Stored records

───

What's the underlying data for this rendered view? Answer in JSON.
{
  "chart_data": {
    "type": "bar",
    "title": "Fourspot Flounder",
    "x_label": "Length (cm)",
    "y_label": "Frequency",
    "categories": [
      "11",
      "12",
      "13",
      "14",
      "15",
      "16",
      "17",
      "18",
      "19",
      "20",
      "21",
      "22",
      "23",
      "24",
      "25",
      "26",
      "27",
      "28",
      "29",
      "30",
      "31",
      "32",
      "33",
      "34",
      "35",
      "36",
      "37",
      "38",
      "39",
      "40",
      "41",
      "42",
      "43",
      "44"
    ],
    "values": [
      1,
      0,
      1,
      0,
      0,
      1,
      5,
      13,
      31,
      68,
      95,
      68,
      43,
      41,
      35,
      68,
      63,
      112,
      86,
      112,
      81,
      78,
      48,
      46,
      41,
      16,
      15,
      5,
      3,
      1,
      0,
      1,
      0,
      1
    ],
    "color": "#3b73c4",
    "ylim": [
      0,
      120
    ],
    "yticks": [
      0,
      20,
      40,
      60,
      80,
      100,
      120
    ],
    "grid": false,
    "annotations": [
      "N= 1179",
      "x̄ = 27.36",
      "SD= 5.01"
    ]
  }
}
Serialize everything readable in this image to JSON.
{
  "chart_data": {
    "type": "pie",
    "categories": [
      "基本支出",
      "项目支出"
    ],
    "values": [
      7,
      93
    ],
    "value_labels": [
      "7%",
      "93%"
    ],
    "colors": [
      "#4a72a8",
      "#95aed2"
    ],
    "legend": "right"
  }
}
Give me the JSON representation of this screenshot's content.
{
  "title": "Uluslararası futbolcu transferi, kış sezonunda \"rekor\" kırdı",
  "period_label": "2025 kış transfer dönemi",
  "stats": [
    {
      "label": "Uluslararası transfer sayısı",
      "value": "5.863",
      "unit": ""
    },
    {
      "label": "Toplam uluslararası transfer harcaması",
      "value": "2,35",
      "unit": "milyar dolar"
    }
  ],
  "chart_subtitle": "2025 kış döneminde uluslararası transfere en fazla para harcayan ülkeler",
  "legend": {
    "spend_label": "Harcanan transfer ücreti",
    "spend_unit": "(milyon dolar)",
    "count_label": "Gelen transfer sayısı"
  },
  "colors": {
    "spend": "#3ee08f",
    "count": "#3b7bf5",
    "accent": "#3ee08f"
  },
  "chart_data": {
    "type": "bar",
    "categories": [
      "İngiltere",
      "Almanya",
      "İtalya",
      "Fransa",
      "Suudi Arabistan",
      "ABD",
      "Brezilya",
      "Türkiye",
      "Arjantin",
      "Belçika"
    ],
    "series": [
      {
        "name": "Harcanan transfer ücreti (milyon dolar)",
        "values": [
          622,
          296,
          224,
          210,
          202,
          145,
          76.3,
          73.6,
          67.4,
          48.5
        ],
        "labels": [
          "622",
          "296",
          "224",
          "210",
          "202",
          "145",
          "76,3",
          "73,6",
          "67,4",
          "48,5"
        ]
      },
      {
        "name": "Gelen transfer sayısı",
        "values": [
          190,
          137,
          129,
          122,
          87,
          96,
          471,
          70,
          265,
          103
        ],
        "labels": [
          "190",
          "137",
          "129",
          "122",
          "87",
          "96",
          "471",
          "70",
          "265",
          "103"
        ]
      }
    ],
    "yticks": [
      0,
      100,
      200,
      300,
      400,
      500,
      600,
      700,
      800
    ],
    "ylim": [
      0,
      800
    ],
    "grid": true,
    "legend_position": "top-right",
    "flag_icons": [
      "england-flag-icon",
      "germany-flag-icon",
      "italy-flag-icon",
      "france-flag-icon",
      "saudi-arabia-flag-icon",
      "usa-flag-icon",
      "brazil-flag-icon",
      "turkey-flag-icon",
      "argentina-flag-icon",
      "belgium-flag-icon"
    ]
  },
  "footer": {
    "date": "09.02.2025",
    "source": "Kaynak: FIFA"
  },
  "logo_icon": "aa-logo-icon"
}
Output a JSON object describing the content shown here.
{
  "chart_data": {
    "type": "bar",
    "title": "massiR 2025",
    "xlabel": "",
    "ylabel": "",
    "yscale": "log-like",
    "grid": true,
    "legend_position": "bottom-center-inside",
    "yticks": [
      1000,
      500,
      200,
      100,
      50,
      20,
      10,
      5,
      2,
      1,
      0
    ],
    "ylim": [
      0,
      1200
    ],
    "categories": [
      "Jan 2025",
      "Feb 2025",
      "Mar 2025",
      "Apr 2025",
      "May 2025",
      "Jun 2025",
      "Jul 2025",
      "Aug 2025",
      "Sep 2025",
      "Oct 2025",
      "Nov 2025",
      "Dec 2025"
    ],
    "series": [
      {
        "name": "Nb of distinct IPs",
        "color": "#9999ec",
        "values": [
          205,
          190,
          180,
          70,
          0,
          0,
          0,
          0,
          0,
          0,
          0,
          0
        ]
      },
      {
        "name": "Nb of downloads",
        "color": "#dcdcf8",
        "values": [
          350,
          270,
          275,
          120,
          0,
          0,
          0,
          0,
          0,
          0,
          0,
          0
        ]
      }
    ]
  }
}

───

**BRIEF**
Reproduce the data shown above exactly.

**ANSWER FOR THIS EXERCISE**
What's the underlying data for this rendered view? Answer in JSON.
{
  "chart_data": {
    "type": "bar",
    "title": "Fourspot Flounder",
    "x_label": "Length (cm)",
    "y_label": "Frequency",
    "categories": [
      "11",
      "12",
      "13",
      "14",
      "15",
      "16",
      "17",
      "18",
      "19",
      "20",
      "21",
      "22",
      "23",
      "24",
      "25",
      "26",
      "27",
      "28",
      "29",
      "30",
      "31",
      "32",
      "33",
      "34",
      "35",
      "36",
      "37",
      "38",
      "39",
      "40",
      "41",
      "42",
      "43",
      "44"
    ],
    "values": [
      1,
      0,
      1,
      0,
      0,
      1,
      5,
      13,
      31,
      68,
      95,
      68,
      43,
      41,
      35,
      68,
      63,
      112,
      86,
      112,
      81,
      78,
      48,
      46,
      41,
      16,
      15,
      5,
      3,
      1,
      0,
      1,
      0,
      1
    ],
    "color": "#3b73c4",
    "ylim": [
      0,
      120
    ],
    "yticks": [
      0,
      20,
      40,
      60,
      80,
      100,
      120
    ],
    "grid": false,
    "annotations": [
      "N= 1179",
      "x̄ = 27.36",
      "SD= 5.01"
    ]
  }
}
Serialize everything readable in this image to JSON.
{
  "chart_data": {
    "type": "pie",
    "categories": [
      "基本支出",
      "项目支出"
    ],
    "values": [
      7,
      93
    ],
    "value_labels": [
      "7%",
      "93%"
    ],
    "colors": [
      "#4a72a8",
      "#95aed2"
    ],
    "legend": "right"
  }
}
Give me the JSON representation of this screenshot's content.
{
  "title": "Uluslararası futbolcu transferi, kış sezonunda \"rekor\" kırdı",
  "period_label": "2025 kış transfer dönemi",
  "stats": [
    {
      "label": "Uluslararası transfer sayısı",
      "value": "5.863",
      "unit": ""
    },
    {
      "label": "Toplam uluslararası transfer harcaması",
      "value": "2,35",
      "unit": "milyar dolar"
    }
  ],
  "chart_subtitle": "2025 kış döneminde uluslararası transfere en fazla para harcayan ülkeler",
  "legend": {
    "spend_label": "Harcanan transfer ücreti",
    "spend_unit": "(milyon dolar)",
    "count_label": "Gelen transfer sayısı"
  },
  "colors": {
    "spend": "#3ee08f",
    "count": "#3b7bf5",
    "accent": "#3ee08f"
  },
  "chart_data": {
    "type": "bar",
    "categories": [
      "İngiltere",
      "Almanya",
      "İtalya",
      "Fransa",
      "Suudi Arabistan",
      "ABD",
      "Brezilya",
      "Türkiye",
      "Arjantin",
      "Belçika"
    ],
    "series": [
      {
        "name": "Harcanan transfer ücreti (milyon dolar)",
        "values": [
          622,
          296,
          224,
          210,
          202,
          145,
          76.3,
          73.6,
          67.4,
          48.5
        ],
        "labels": [
          "622",
          "296",
          "224",
          "210",
          "202",
          "145",
          "76,3",
          "73,6",
          "67,4",
          "48,5"
        ]
      },
      {
        "name": "Gelen transfer sayısı",
        "values": [
          190,
          137,
          129,
          122,
          87,
          96,
          471,
          70,
          265,
          103
        ],
        "labels": [
          "190",
          "137",
          "129",
          "122",
          "87",
          "96",
          "471",
          "70",
          "265",
          "103"
        ]
      }
    ],
    "yticks": [
      0,
      100,
      200,
      300,
      400,
      500,
      600,
      700,
      800
    ],
    "ylim": [
      0,
      800
    ],
    "grid": true,
    "legend_position": "top-right",
    "flag_icons": [
      "england-flag-icon",
      "germany-flag-icon",
      "italy-flag-icon",
      "france-flag-icon",
      "saudi-arabia-flag-icon",
      "usa-flag-icon",
      "brazil-flag-icon",
      "turkey-flag-icon",
      "argentina-flag-icon",
      "belgium-flag-icon"
    ]
  },
  "footer": {
    "date": "09.02.2025",
    "source": "Kaynak: FIFA"
  },
  "logo_icon": "aa-logo-icon"
}
Output a JSON object describing the content shown here.
{
  "chart_data": {
    "type": "bar",
    "title": "massiR 2025",
    "xlabel": "",
    "ylabel": "",
    "yscale": "log-like",
    "grid": true,
    "legend_position": "bottom-center-inside",
    "yticks": [
      1000,
      500,
      200,
      100,
      50,
      20,
      10,
      5,
      2,
      1,
      0
    ],
    "ylim": [
      0,
      1200
    ],
    "categories": [
      "Jan 2025",
      "Feb 2025",
      "Mar 2025",
      "Apr 2025",
      "May 2025",
      "Jun 2025",
      "Jul 2025",
      "Aug 2025",
      "Sep 2025",
      "Oct 2025",
      "Nov 2025",
      "Dec 2025"
    ],
    "series": [
      {
        "name": "Nb of distinct IPs",
        "color": "#9999ec",
        "values": [
          205,
          190,
          180,
          70,
          0,
          0,
          0,
          0,
          0,
          0,
          0,
          0
        ]
      },
      {
        "name": "Nb of downloads",
        "color": "#dcdcf8",
        "values": [
          350,
          270,
          275,
          120,
          0,
          0,
          0,
          0,
          0,
          0,
          0,
          0
        ]
      }
    ]
  }
}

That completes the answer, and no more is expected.